╭─ DATASET EXCERPTS
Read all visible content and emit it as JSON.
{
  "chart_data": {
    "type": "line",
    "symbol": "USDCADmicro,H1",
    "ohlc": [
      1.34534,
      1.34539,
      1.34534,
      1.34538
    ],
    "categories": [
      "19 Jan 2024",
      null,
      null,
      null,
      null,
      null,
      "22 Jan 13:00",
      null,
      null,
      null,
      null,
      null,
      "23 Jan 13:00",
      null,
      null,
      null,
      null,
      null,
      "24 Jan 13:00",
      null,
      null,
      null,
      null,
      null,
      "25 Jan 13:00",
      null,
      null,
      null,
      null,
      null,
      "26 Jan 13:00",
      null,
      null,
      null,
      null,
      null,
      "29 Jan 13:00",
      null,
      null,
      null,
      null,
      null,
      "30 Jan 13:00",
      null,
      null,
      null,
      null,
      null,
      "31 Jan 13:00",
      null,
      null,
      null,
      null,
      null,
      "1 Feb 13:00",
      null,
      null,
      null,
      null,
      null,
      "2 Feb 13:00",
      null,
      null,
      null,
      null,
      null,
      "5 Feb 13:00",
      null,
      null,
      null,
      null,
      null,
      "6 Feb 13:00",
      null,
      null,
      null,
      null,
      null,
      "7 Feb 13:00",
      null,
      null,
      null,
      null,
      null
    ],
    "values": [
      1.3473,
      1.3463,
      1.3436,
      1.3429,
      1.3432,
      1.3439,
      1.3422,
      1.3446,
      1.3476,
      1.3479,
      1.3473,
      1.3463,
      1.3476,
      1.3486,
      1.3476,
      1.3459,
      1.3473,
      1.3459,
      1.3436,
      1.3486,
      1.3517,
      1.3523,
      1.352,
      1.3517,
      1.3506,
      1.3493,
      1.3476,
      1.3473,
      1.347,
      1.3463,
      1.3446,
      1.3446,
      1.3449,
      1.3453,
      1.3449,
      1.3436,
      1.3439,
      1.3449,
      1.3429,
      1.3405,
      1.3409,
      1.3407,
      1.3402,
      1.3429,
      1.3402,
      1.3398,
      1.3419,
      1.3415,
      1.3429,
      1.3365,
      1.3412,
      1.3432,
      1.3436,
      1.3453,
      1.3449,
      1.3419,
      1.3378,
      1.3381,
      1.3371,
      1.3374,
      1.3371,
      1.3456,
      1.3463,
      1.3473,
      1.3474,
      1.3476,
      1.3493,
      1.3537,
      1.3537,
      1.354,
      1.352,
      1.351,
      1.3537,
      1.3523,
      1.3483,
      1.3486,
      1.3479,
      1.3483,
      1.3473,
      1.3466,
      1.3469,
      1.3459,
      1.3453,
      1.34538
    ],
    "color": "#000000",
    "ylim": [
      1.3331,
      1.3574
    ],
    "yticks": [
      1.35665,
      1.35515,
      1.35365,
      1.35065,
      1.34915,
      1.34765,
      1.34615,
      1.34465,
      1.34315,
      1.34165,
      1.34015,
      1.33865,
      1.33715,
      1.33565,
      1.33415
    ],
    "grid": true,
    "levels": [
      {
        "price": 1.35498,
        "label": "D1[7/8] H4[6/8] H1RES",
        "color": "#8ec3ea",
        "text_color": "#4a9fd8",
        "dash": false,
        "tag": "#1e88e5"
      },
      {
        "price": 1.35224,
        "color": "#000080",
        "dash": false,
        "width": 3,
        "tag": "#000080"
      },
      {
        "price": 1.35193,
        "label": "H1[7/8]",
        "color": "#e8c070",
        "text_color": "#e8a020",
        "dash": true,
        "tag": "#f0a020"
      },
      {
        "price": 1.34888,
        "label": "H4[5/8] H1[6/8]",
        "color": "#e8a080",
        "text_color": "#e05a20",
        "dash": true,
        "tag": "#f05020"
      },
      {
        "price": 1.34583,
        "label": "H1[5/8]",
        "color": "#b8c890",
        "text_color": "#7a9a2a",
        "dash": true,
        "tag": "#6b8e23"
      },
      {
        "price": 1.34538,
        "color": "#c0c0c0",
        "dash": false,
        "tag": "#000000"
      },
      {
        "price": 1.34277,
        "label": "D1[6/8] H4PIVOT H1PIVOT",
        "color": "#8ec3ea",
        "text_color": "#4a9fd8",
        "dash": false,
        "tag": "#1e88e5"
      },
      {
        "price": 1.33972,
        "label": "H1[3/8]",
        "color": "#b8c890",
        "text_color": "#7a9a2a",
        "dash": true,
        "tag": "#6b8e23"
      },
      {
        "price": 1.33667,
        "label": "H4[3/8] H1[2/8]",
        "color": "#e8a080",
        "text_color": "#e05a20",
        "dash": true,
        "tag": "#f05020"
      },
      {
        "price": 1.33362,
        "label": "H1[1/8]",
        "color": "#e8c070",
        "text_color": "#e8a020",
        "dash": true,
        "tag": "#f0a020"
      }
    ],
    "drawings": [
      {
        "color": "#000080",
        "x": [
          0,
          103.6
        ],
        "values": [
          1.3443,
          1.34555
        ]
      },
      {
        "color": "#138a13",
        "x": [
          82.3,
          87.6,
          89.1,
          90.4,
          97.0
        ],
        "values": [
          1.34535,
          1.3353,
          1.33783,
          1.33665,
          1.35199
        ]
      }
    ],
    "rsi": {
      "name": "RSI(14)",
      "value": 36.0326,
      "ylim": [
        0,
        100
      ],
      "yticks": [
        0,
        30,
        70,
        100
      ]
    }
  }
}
╰─
**INSTRUCTIONS TO FOLLOW**
Quote the data in full, keeping each word unchanged.

**EXERCISE RESPONSE**
Read all visible content and emit it as JSON.
{
  "chart_data": {
    "type": "line",
    "symbol": "USDCADmicro,H1",
    "ohlc": [
      1.34534,
      1.34539,
      1.34534,
      1.34538
    ],
    "categories": [
      "19 Jan 2024",
      null,
      null,
      null,
      null,
      null,
      "22 Jan 13:00",
      null,
      null,
      null,
      null,
      null,
      "23 Jan 13:00",
      null,
      null,
      null,
      null,
      null,
      "24 Jan 13:00",
      null,
      null,
      null,
      null,
      null,
      "25 Jan 13:00",
      null,
      null,
      null,
      null,
      null,
      "26 Jan 13:00",
      null,
      null,
      null,
      null,
      null,
      "29 Jan 13:00",
      null,
      null,
      null,
      null,
      null,
      "30 Jan 13:00",
      null,
      null,
      null,
      null,
      null,
      "31 Jan 13:00",
      null,
      null,
      null,
      null,
      null,
      "1 Feb 13:00",
      null,
      null,
      null,
      null,
      null,
      "2 Feb 13:00",
      null,
      null,
      null,
      null,
      null,
      "5 Feb 13:00",
      null,
      null,
      null,
      null,
      null,
      "6 Feb 13:00",
      null,
      null,
      null,
      null,
      null,
      "7 Feb 13:00",
      null,
      null,
      null,
      null,
      null
    ],
    "values": [
      1.3473,
      1.3463,
      1.3436,
      1.3429,
      1.3432,
      1.3439,
      1.3422,
      1.3446,
      1.3476,
      1.3479,
      1.3473,
      1.3463,
      1.3476,
      1.3486,
      1.3476,
      1.3459,
      1.3473,
      1.3459,
      1.3436,
      1.3486,
      1.3517,
      1.3523,
      1.352,
      1.3517,
      1.3506,
      1.3493,
      1.3476,
      1.3473,
      1.347,
      1.3463,
      1.3446,
      1.3446,
      1.3449,
      1.3453,
      1.3449,
      1.3436,
      1.3439,
      1.3449,
      1.3429,
      1.3405,
      1.3409,
      1.3407,
      1.3402,
      1.3429,
      1.3402,
      1.3398,
      1.3419,
      1.3415,
      1.3429,
      1.3365,
      1.3412,
      1.3432,
      1.3436,
      1.3453,
      1.3449,
      1.3419,
      1.3378,
      1.3381,
      1.3371,
      1.3374,
      1.3371,
      1.3456,
      1.3463,
      1.3473,
      1.3474,
      1.3476,
      1.3493,
      1.3537,
      1.3537,
      1.354,
      1.352,
      1.351,
      1.3537,
      1.3523,
      1.3483,
      1.3486,
      1.3479,
      1.3483,
      1.3473,
      1.3466,
      1.3469,
      1.3459,
      1.3453,
      1.34538
    ],
    "color": "#000000",
    "ylim": [
      1.3331,
      1.3574
    ],
    "yticks": [
      1.35665,
      1.35515,
      1.35365,
      1.35065,
      1.34915,
      1.34765,
      1.34615,
      1.34465,
      1.34315,
      1.34165,
      1.34015,
      1.33865,
      1.33715,
      1.33565,
      1.33415
    ],
    "grid": true,
    "levels": [
      {
        "price": 1.35498,
        "label": "D1[7/8] H4[6/8] H1RES",
        "color": "#8ec3ea",
        "text_color": "#4a9fd8",
        "dash": false,
        "tag": "#1e88e5"
      },
      {
        "price": 1.35224,
        "color": "#000080",
        "dash": false,
        "width": 3,
        "tag": "#000080"
      },
      {
        "price": 1.35193,
        "label": "H1[7/8]",
        "color": "#e8c070",
        "text_color": "#e8a020",
        "dash": true,
        "tag": "#f0a020"
      },
      {
        "price": 1.34888,
        "label": "H4[5/8] H1[6/8]",
        "color": "#e8a080",
        "text_color": "#e05a20",
        "dash": true,
        "tag": "#f05020"
      },
      {
        "price": 1.34583,
        "label": "H1[5/8]",
        "color": "#b8c890",
        "text_color": "#7a9a2a",
        "dash": true,
        "tag": "#6b8e23"
      },
      {
        "price": 1.34538,
        "color": "#c0c0c0",
        "dash": false,
        "tag": "#000000"
      },
      {
        "price": 1.34277,
        "label": "D1[6/8] H4PIVOT H1PIVOT",
        "color": "#8ec3ea",
        "text_color": "#4a9fd8",
        "dash": false,
        "tag": "#1e88e5"
      },
      {
        "price": 1.33972,
        "label": "H1[3/8]",
        "color": "#b8c890",
        "text_color": "#7a9a2a",
        "dash": true,
        "tag": "#6b8e23"
      },
      {
        "price": 1.33667,
        "label": "H4[3/8] H1[2/8]",
        "color": "#e8a080",
        "text_color": "#e05a20",
        "dash": true,
        "tag": "#f05020"
      },
      {
        "price": 1.33362,
        "label": "H1[1/8]",
        "color": "#e8c070",
        "text_color": "#e8a020",
        "dash": true,
        "tag": "#f0a020"
      }
    ],
    "drawings": [
      {
        "color": "#000080",
        "x": [
          0,
          103.6
        ],
        "values": [
          1.3443,
          1.34555
        ]
      },
      {
        "color": "#138a13",
        "x": [
          82.3,
          87.6,
          89.1,
          90.4,
          97.0
        ],
        "values": [
          1.34535,
          1.3353,
          1.33783,
          1.33665,
          1.35199
        ]
      }
    ],
    "rsi": {
      "name": "RSI(14)",
      "value": 36.0326,
      "ylim": [
        0,
        100
      ],
      "yticks": [
        0,
        30,
        70,
        100
      ]
    }
  }
}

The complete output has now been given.